• _To do_: Report how many lines hold the word "ylabel"; give nothing but the number.

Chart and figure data

+--

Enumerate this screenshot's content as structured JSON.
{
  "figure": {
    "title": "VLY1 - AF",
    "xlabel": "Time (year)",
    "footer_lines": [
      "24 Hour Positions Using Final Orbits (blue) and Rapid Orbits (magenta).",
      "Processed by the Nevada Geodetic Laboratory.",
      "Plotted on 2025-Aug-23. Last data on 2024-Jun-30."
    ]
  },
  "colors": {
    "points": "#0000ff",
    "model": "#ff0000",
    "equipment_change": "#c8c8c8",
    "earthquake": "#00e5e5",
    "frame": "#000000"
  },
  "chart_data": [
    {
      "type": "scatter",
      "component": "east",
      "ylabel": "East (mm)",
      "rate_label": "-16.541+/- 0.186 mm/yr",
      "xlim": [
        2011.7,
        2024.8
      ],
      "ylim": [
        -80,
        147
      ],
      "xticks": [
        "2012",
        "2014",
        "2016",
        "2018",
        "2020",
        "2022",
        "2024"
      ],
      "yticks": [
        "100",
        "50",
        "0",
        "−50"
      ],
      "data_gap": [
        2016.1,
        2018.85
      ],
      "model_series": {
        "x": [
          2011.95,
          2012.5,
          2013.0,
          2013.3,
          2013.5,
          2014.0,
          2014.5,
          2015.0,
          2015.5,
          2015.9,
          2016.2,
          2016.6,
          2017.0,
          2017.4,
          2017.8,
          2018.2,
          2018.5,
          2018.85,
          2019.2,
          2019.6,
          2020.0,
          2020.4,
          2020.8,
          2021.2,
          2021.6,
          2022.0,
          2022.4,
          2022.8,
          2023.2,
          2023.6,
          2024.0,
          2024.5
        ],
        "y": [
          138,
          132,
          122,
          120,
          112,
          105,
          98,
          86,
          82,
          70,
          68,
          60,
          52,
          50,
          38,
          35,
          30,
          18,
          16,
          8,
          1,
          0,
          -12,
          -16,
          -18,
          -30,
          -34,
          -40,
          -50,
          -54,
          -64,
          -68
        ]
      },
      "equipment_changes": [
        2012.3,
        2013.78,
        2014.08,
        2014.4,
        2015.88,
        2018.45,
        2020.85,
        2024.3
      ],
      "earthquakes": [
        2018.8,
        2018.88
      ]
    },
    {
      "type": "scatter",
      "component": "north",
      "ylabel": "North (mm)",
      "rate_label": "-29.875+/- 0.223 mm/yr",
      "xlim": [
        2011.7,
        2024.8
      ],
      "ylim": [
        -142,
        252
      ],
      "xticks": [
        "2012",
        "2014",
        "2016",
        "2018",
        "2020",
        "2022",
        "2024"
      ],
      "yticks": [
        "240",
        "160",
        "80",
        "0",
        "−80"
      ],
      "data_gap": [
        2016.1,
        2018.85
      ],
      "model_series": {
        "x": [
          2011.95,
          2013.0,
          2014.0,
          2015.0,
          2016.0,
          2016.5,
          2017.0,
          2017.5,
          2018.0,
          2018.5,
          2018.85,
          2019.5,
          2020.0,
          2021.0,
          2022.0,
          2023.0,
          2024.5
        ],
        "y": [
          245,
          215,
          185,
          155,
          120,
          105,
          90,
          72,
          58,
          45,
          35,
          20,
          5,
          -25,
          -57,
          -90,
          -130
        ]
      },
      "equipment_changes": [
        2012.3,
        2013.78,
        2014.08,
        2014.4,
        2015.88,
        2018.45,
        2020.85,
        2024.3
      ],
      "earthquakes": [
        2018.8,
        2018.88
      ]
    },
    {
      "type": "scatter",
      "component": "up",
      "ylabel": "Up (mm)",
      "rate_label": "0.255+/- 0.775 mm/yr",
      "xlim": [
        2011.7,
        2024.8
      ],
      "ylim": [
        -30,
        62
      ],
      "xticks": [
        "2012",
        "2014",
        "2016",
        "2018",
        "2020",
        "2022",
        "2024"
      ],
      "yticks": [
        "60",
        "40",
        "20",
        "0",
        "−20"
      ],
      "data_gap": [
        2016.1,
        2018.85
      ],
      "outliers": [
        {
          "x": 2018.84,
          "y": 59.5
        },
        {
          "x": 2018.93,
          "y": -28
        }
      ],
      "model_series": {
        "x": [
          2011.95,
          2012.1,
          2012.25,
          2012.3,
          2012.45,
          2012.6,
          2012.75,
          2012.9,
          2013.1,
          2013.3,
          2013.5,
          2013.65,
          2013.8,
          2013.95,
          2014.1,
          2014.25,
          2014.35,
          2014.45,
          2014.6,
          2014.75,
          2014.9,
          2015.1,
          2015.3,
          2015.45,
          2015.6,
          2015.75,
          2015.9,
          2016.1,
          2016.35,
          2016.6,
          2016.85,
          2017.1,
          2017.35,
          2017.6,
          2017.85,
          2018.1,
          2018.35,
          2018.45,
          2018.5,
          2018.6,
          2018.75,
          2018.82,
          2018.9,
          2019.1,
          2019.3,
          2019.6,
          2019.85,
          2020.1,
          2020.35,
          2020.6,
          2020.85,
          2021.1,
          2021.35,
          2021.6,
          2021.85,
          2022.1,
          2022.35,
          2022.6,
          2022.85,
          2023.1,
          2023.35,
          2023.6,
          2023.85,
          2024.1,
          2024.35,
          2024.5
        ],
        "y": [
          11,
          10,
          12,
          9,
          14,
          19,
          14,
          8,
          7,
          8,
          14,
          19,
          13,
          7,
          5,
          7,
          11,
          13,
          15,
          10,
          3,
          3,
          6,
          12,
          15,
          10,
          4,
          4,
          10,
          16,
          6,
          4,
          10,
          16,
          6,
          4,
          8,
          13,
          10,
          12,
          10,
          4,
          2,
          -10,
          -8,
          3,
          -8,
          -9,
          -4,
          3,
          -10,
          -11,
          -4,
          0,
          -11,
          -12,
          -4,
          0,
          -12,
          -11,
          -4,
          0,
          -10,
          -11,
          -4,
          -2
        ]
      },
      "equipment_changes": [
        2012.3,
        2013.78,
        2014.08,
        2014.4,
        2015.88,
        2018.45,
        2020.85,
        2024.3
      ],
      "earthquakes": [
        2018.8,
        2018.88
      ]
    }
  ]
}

+--

• _The solution_: 3